- Directive -
Take every line from the material that has the word "Landlord" in it.

- Provided data -
==========

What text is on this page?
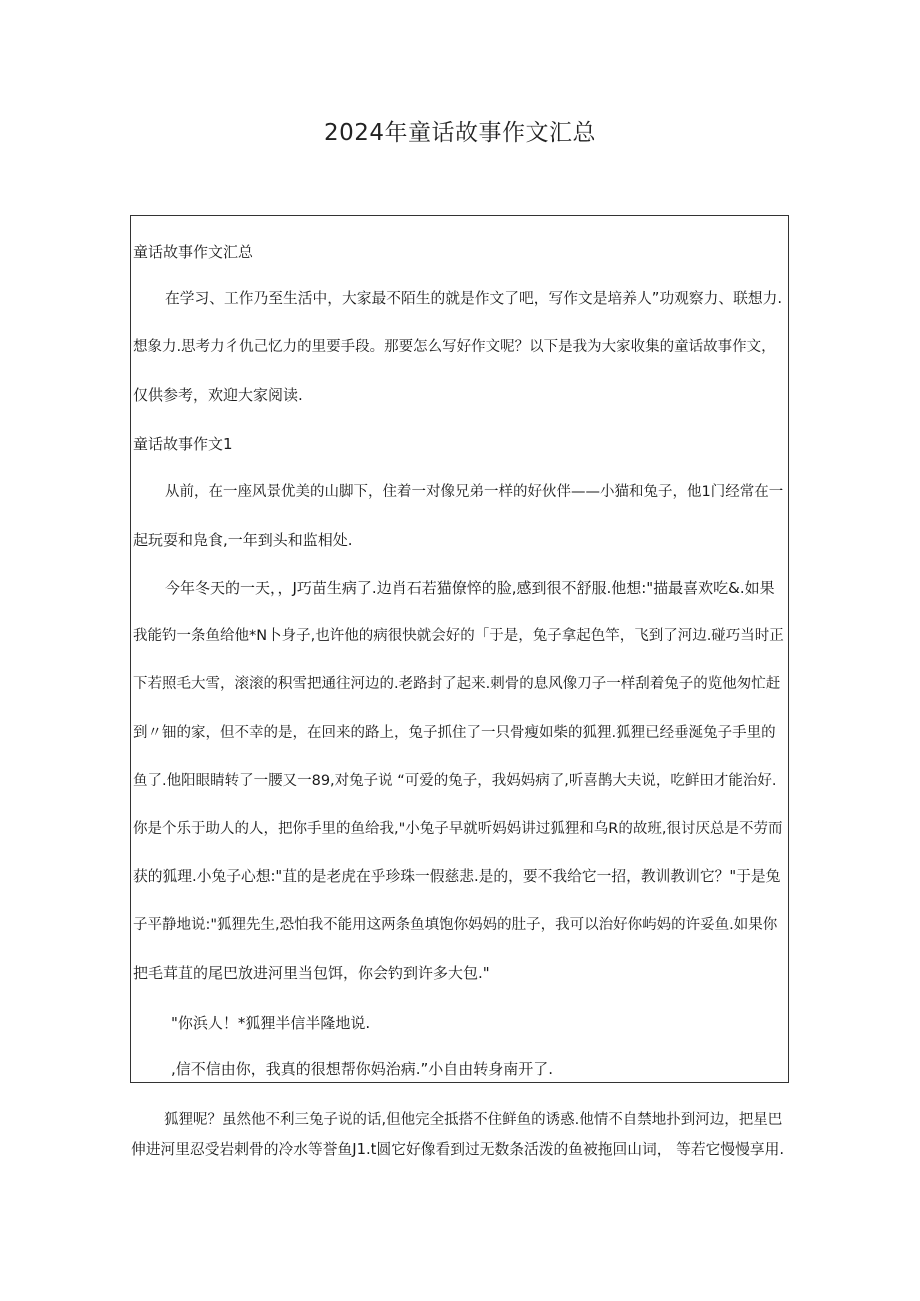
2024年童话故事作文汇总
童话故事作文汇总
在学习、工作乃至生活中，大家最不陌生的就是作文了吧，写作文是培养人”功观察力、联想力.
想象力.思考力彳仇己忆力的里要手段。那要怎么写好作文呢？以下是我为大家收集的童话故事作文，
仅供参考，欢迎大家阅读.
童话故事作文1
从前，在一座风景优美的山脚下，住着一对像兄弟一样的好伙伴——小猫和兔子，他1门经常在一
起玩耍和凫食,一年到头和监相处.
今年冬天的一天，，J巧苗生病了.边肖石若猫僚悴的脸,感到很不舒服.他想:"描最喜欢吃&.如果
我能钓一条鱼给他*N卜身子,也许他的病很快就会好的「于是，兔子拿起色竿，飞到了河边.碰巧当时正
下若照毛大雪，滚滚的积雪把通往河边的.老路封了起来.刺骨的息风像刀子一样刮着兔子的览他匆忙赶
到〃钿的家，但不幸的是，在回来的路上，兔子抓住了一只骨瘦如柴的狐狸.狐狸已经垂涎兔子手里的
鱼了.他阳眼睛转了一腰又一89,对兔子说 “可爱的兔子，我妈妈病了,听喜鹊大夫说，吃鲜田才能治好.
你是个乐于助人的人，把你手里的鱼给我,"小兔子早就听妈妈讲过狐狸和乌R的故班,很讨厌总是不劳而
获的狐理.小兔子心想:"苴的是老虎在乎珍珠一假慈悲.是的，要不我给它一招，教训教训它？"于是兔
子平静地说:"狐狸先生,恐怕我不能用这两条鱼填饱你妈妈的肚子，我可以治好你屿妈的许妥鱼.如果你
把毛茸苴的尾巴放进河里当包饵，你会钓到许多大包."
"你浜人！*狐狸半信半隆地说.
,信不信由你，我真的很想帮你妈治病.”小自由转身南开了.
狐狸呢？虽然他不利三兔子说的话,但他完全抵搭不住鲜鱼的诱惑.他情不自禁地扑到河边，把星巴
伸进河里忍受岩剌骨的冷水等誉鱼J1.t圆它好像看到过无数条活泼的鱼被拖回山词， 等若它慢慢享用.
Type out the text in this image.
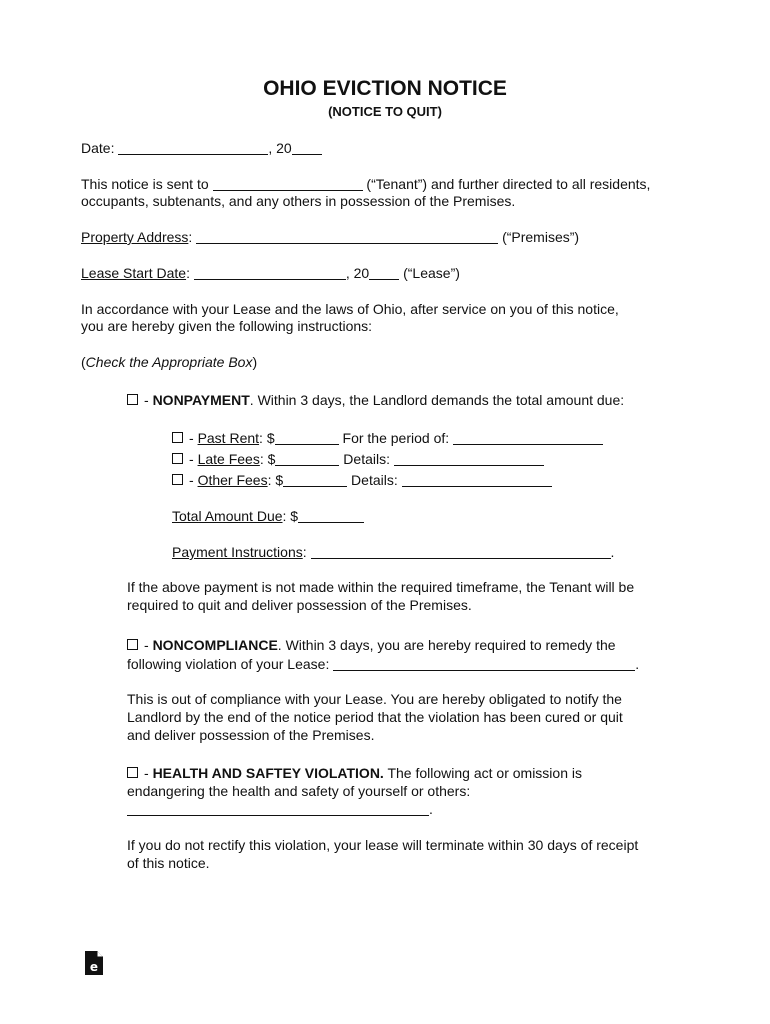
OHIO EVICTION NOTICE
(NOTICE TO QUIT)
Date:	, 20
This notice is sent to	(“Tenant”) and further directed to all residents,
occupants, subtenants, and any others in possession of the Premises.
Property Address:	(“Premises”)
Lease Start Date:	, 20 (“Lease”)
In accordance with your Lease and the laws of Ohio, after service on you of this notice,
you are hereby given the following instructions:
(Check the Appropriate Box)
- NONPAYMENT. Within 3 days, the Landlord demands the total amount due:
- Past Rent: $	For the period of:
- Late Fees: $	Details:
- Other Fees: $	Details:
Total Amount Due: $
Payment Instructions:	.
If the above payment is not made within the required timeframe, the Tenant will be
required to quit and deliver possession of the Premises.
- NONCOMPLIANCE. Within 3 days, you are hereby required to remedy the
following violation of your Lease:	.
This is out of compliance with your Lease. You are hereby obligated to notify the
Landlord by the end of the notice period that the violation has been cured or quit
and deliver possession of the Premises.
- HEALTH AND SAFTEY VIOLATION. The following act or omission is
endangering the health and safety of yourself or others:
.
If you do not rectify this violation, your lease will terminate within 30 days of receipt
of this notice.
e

==========

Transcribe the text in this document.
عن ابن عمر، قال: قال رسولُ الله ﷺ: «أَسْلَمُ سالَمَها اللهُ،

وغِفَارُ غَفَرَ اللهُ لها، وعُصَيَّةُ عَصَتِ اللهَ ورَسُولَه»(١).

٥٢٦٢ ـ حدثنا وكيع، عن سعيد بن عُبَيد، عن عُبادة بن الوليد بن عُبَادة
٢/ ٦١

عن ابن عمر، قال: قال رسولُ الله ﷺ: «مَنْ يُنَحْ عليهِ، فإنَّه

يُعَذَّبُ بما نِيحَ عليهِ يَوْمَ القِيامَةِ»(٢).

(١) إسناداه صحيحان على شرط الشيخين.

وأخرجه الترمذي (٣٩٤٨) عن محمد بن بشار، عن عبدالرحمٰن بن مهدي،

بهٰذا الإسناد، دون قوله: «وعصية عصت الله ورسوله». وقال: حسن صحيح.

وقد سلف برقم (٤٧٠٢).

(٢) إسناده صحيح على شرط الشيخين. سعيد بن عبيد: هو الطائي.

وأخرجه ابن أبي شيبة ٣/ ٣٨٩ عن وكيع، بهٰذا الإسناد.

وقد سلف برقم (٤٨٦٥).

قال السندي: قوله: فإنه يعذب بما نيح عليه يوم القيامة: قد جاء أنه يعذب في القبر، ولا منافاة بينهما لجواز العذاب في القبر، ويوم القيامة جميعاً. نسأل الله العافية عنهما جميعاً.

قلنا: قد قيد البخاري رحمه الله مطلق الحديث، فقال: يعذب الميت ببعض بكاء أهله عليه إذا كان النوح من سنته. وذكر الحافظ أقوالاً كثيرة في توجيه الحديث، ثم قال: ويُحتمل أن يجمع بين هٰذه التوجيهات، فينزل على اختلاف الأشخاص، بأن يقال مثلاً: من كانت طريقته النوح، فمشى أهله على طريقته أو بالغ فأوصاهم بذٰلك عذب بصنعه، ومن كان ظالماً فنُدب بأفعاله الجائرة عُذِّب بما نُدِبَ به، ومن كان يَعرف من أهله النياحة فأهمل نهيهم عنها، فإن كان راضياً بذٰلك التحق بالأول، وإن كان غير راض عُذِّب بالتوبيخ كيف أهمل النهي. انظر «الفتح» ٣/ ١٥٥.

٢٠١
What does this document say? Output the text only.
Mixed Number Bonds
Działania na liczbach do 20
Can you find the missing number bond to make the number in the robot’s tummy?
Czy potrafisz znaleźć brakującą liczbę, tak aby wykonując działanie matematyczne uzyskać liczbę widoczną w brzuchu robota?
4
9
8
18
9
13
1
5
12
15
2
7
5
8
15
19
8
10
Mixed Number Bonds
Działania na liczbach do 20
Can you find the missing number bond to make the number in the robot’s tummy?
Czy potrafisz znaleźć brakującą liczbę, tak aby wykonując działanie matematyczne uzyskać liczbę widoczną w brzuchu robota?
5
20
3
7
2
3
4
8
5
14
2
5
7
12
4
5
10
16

==========

- Expected answer -
- NONPAYMENT. Within 3 days, the Landlord demands the total amount due:
Landlord by the end of the notice period that the violation has been cured or quit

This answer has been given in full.